- **EXERCISE DIRECTIONS**:
Search the material below for the word "Threshold". Copy every line that has it.

- **PROVIDED INFORMATION**:

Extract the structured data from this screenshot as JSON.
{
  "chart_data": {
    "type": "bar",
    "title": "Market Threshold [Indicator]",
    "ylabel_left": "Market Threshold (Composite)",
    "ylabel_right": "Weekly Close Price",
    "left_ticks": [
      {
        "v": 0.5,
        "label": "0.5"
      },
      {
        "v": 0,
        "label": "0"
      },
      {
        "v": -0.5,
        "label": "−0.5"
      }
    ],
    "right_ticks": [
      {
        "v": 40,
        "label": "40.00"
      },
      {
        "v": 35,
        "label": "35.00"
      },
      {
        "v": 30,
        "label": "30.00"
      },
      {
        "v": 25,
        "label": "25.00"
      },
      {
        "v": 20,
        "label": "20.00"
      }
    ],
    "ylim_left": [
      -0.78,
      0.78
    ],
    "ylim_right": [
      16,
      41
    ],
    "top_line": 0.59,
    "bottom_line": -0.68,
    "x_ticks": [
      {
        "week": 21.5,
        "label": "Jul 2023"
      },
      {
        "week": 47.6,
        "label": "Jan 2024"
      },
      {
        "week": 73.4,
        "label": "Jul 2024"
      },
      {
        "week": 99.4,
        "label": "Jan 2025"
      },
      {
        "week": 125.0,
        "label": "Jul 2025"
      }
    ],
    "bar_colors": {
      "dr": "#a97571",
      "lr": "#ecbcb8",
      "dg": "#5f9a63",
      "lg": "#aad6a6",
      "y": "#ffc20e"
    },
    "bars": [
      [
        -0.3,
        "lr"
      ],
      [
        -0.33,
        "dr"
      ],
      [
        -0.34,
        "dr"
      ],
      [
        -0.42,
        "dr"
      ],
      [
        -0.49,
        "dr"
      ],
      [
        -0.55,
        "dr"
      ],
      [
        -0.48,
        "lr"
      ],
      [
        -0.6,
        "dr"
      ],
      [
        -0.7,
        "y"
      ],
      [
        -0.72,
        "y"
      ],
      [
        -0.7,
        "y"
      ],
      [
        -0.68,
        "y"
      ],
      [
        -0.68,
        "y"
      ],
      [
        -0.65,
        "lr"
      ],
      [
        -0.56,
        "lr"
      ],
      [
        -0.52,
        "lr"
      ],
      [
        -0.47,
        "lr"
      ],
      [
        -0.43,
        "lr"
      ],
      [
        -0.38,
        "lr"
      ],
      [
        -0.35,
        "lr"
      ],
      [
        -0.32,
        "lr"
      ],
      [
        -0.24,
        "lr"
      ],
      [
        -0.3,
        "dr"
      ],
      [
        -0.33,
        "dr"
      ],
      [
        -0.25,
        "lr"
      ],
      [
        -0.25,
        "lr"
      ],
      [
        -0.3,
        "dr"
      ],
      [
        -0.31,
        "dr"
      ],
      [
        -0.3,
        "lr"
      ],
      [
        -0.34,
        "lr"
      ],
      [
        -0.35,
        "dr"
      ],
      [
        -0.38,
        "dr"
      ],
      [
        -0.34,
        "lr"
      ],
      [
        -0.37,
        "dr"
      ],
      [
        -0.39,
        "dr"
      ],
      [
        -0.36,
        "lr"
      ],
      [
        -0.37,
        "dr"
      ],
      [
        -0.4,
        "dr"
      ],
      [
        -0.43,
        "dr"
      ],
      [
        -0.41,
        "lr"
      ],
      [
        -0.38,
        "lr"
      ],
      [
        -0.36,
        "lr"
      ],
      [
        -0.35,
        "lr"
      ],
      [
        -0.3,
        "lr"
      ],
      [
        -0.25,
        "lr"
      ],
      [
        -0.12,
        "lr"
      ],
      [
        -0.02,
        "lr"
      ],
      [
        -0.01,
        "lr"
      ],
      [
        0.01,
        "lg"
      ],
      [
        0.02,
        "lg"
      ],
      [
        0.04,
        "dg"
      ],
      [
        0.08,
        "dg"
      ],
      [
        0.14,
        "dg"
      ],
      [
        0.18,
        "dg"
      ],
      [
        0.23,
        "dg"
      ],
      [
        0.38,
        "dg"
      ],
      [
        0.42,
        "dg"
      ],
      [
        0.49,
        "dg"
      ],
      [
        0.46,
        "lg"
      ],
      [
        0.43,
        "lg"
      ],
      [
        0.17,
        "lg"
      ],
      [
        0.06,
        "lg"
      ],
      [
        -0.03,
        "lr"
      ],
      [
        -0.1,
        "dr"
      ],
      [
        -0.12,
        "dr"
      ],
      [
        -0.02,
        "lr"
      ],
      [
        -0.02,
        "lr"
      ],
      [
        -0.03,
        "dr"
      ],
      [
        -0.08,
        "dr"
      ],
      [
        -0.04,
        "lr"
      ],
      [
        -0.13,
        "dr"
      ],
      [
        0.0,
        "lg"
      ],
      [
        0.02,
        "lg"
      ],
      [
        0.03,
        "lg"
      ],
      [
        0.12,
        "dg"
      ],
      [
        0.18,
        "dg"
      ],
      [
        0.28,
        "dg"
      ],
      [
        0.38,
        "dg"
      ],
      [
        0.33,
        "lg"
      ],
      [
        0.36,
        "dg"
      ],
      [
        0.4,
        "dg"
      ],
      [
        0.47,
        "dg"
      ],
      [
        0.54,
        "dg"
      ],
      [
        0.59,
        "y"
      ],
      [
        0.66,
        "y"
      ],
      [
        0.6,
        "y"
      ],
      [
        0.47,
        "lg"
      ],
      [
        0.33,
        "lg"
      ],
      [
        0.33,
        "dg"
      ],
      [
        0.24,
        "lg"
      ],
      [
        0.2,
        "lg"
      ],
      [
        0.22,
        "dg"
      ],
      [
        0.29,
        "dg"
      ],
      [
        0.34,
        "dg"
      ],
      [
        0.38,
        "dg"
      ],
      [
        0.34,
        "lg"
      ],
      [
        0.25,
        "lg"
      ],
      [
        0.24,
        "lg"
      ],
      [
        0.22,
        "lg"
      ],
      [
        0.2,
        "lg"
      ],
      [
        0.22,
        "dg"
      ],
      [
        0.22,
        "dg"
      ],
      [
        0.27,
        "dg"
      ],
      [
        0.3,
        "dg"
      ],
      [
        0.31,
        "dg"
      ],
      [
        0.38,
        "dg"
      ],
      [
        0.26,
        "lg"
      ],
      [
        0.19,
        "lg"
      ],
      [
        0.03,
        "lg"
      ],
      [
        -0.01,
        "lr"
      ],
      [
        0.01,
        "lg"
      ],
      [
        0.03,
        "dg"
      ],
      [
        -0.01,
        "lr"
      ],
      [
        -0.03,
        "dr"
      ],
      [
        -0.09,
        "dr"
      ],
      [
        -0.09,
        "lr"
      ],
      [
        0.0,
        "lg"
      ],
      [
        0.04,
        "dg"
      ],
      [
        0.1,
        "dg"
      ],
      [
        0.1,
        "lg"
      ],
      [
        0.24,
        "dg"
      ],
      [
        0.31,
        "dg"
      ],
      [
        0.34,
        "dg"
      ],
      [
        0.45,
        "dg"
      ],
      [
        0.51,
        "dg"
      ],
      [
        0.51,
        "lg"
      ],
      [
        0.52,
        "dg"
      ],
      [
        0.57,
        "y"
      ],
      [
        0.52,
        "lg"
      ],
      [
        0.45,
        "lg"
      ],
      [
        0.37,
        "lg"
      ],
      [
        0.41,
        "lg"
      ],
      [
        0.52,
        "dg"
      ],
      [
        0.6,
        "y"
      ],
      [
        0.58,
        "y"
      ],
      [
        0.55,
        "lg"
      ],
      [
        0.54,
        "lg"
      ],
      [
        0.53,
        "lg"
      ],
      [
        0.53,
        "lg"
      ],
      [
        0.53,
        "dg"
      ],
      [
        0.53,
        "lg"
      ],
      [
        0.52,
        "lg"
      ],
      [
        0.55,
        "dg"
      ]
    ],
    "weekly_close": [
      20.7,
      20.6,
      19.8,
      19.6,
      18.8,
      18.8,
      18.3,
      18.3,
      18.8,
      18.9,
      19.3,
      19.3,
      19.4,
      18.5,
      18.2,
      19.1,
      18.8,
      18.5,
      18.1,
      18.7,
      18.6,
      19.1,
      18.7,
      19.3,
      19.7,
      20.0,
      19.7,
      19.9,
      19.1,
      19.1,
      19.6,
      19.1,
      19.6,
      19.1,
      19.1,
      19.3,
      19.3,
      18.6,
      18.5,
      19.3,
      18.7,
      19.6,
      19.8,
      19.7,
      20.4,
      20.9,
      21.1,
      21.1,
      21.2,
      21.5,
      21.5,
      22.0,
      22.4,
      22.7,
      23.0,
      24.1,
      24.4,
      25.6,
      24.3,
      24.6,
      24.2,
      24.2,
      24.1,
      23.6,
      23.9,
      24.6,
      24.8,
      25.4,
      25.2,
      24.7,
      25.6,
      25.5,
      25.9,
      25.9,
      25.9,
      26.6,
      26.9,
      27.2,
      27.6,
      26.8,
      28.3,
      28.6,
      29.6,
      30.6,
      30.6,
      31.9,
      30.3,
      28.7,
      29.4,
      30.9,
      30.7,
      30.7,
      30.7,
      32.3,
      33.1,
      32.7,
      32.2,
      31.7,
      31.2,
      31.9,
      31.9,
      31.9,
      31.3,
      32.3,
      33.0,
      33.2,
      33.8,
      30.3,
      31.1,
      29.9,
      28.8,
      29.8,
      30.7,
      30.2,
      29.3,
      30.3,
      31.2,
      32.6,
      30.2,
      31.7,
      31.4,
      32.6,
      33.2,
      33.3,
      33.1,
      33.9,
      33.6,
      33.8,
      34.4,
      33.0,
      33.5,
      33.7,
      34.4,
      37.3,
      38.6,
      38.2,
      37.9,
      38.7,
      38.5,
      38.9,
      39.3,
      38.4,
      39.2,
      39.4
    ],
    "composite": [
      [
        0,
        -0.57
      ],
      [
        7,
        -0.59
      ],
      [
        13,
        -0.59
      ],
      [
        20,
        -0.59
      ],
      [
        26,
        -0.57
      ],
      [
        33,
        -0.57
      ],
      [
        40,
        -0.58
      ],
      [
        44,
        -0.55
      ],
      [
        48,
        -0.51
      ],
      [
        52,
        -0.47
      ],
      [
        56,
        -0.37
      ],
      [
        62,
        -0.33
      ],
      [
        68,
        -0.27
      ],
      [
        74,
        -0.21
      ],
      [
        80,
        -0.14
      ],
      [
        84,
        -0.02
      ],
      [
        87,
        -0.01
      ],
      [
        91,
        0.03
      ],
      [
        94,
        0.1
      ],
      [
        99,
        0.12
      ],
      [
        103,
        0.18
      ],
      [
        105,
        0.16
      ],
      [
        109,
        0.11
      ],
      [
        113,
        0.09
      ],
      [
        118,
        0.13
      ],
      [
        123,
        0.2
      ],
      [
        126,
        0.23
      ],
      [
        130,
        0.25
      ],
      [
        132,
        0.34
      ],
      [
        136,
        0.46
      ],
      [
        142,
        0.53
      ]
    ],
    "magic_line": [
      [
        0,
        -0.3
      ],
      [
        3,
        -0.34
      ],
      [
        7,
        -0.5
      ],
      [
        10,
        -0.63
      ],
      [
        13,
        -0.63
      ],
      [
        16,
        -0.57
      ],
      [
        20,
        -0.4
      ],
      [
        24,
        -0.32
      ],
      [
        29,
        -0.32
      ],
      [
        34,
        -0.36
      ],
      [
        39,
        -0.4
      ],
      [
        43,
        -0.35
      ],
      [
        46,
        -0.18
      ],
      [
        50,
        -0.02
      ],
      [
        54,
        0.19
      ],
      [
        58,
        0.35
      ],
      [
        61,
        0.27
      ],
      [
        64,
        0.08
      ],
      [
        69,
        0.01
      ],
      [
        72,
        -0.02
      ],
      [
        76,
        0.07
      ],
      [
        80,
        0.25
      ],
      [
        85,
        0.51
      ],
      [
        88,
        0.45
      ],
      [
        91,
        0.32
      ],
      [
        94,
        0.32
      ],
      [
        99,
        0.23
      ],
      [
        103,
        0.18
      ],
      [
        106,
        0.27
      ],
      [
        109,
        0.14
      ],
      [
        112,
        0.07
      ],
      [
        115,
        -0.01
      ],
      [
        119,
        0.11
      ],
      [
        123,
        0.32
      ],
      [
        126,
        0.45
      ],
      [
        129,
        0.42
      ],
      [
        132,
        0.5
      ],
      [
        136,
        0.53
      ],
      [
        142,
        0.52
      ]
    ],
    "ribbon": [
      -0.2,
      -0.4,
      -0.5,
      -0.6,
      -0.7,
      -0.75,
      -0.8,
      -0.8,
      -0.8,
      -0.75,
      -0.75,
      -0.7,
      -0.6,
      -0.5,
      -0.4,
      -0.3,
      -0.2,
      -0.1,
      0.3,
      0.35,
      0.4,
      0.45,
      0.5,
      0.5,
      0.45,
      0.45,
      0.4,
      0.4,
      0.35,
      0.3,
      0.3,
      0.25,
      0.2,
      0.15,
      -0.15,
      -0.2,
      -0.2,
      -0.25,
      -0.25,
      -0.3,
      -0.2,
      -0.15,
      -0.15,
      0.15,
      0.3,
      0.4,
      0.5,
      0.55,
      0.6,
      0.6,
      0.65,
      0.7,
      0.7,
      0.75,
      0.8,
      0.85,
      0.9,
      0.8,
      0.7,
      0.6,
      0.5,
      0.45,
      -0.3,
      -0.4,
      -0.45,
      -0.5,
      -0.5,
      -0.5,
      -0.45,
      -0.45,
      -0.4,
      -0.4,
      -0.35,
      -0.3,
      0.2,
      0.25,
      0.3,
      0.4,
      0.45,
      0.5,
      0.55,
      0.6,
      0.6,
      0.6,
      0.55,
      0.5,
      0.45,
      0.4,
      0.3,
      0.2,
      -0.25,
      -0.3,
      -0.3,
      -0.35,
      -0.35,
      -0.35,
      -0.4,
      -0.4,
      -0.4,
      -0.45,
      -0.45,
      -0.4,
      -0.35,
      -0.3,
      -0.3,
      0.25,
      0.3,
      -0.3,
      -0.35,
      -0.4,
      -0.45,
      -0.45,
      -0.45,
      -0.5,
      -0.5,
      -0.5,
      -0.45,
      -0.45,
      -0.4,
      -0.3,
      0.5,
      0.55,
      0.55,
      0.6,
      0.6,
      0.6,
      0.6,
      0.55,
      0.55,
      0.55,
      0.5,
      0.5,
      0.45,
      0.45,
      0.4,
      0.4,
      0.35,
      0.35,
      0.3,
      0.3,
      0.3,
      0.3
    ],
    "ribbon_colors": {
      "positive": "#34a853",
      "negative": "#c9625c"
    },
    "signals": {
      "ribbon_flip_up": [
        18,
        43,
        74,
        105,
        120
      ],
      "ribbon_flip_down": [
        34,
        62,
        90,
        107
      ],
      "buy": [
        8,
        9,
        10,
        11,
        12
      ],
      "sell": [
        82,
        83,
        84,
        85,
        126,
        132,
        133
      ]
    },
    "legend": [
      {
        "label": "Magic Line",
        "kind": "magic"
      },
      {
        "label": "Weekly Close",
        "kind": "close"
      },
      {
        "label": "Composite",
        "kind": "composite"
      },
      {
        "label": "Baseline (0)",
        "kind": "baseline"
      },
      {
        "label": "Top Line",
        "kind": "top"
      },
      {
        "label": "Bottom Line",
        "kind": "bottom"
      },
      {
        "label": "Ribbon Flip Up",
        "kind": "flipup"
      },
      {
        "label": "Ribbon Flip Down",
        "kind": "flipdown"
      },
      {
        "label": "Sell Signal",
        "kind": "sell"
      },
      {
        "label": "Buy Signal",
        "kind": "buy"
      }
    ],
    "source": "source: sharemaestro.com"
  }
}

- **TASK RESULT**:
    "title": "Market Threshold [Indicator]",
    "ylabel_left": "Market Threshold (Composite)",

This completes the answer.